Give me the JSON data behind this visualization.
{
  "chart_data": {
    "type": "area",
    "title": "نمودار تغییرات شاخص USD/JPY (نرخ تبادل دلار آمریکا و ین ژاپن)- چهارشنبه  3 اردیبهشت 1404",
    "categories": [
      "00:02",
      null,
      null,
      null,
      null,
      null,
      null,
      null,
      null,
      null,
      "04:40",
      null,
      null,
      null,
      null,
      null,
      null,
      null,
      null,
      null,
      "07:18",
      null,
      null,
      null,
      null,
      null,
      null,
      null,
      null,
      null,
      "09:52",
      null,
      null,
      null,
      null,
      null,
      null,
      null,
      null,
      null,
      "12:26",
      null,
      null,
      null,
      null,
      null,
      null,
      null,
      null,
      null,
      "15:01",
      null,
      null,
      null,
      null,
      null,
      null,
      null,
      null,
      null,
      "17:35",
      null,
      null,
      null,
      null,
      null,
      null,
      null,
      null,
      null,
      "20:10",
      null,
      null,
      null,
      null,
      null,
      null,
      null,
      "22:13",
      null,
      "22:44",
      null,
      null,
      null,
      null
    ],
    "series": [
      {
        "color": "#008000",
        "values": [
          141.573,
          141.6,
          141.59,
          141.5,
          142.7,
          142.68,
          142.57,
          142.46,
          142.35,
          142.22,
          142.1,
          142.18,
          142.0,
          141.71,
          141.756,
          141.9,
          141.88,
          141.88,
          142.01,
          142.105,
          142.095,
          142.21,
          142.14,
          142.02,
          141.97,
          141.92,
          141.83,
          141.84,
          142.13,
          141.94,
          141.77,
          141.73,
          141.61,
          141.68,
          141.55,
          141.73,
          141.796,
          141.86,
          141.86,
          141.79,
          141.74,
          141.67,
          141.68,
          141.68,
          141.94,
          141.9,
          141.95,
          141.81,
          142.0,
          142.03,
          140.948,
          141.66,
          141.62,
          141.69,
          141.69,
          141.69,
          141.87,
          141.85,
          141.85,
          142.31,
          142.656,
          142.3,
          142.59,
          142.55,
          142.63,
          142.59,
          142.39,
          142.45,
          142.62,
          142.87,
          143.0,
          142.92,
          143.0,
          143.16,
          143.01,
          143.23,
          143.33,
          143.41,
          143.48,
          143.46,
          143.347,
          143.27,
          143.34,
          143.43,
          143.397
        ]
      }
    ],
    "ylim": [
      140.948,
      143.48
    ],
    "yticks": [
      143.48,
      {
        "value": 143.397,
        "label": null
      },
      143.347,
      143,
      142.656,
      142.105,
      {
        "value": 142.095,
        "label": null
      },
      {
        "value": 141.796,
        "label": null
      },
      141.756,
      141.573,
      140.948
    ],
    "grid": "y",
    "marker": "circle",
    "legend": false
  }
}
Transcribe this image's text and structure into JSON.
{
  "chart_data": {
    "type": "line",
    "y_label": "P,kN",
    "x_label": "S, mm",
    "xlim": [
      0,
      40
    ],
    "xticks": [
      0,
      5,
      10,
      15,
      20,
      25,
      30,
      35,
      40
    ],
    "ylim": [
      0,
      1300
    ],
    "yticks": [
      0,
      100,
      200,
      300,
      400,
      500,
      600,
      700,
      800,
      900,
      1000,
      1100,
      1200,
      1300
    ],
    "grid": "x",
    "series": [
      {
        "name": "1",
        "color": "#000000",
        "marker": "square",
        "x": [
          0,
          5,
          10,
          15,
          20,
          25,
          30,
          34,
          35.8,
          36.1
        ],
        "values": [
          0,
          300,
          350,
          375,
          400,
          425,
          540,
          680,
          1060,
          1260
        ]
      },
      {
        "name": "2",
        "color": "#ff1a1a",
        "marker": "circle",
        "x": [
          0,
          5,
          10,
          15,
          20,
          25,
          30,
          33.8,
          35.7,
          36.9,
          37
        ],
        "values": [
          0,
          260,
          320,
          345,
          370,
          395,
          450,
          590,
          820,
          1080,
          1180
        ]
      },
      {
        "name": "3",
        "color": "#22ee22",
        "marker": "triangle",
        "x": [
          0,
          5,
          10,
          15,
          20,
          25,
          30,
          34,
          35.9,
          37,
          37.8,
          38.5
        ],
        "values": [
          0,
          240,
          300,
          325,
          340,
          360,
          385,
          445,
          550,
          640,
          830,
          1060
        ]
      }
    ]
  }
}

━━━━━━━━━━━━━━━━━━━━

## What you need to do
All of the lines above must be returned exactly.

## Solution for this problem
Give me the JSON data behind this visualization.
{
  "chart_data": {
    "type": "area",
    "title": "نمودار تغییرات شاخص USD/JPY (نرخ تبادل دلار آمریکا و ین ژاپن)- چهارشنبه  3 اردیبهشت 1404",
    "categories": [
      "00:02",
      null,
      null,
      null,
      null,
      null,
      null,
      null,
      null,
      null,
      "04:40",
      null,
      null,
      null,
      null,
      null,
      null,
      null,
      null,
      null,
      "07:18",
      null,
      null,
      null,
      null,
      null,
      null,
      null,
      null,
      null,
      "09:52",
      null,
      null,
      null,
      null,
      null,
      null,
      null,
      null,
      null,
      "12:26",
      null,
      null,
      null,
      null,
      null,
      null,
      null,
      null,
      null,
      "15:01",
      null,
      null,
      null,
      null,
      null,
      null,
      null,
      null,
      null,
      "17:35",
      null,
      null,
      null,
      null,
      null,
      null,
      null,
      null,
      null,
      "20:10",
      null,
      null,
      null,
      null,
      null,
      null,
      null,
      "22:13",
      null,
      "22:44",
      null,
      null,
      null,
      null
    ],
    "series": [
      {
        "color": "#008000",
        "values": [
          141.573,
          141.6,
          141.59,
          141.5,
          142.7,
          142.68,
          142.57,
          142.46,
          142.35,
          142.22,
          142.1,
          142.18,
          142.0,
          141.71,
          141.756,
          141.9,
          141.88,
          141.88,
          142.01,
          142.105,
          142.095,
          142.21,
          142.14,
          142.02,
          141.97,
          141.92,
          141.83,
          141.84,
          142.13,
          141.94,
          141.77,
          141.73,
          141.61,
          141.68,
          141.55,
          141.73,
          141.796,
          141.86,
          141.86,
          141.79,
          141.74,
          141.67,
          141.68,
          141.68,
          141.94,
          141.9,
          141.95,
          141.81,
          142.0,
          142.03,
          140.948,
          141.66,
          141.62,
          141.69,
          141.69,
          141.69,
          141.87,
          141.85,
          141.85,
          142.31,
          142.656,
          142.3,
          142.59,
          142.55,
          142.63,
          142.59,
          142.39,
          142.45,
          142.62,
          142.87,
          143.0,
          142.92,
          143.0,
          143.16,
          143.01,
          143.23,
          143.33,
          143.41,
          143.48,
          143.46,
          143.347,
          143.27,
          143.34,
          143.43,
          143.397
        ]
      }
    ],
    "ylim": [
      140.948,
      143.48
    ],
    "yticks": [
      143.48,
      {
        "value": 143.397,
        "label": null
      },
      143.347,
      143,
      142.656,
      142.105,
      {
        "value": 142.095,
        "label": null
      },
      {
        "value": 141.796,
        "label": null
      },
      141.756,
      141.573,
      140.948
    ],
    "grid": "y",
    "marker": "circle",
    "legend": false
  }
}
Transcribe this image's text and structure into JSON.
{
  "chart_data": {
    "type": "line",
    "y_label": "P,kN",
    "x_label": "S, mm",
    "xlim": [
      0,
      40
    ],
    "xticks": [
      0,
      5,
      10,
      15,
      20,
      25,
      30,
      35,
      40
    ],
    "ylim": [
      0,
      1300
    ],
    "yticks": [
      0,
      100,
      200,
      300,
      400,
      500,
      600,
      700,
      800,
      900,
      1000,
      1100,
      1200,
      1300
    ],
    "grid": "x",
    "series": [
      {
        "name": "1",
        "color": "#000000",
        "marker": "square",
        "x": [
          0,
          5,
          10,
          15,
          20,
          25,
          30,
          34,
          35.8,
          36.1
        ],
        "values": [
          0,
          300,
          350,
          375,
          400,
          425,
          540,
          680,
          1060,
          1260
        ]
      },
      {
        "name": "2",
        "color": "#ff1a1a",
        "marker": "circle",
        "x": [
          0,
          5,
          10,
          15,
          20,
          25,
          30,
          33.8,
          35.7,
          36.9,
          37
        ],
        "values": [
          0,
          260,
          320,
          345,
          370,
          395,
          450,
          590,
          820,
          1080,
          1180
        ]
      },
      {
        "name": "3",
        "color": "#22ee22",
        "marker": "triangle",
        "x": [
          0,
          5,
          10,
          15,
          20,
          25,
          30,
          34,
          35.9,
          37,
          37.8,
          38.5
        ],
        "values": [
          0,
          240,
          300,
          325,
          340,
          360,
          385,
          445,
          550,
          640,
          830,
          1060
        ]
      }
    ]
  }
}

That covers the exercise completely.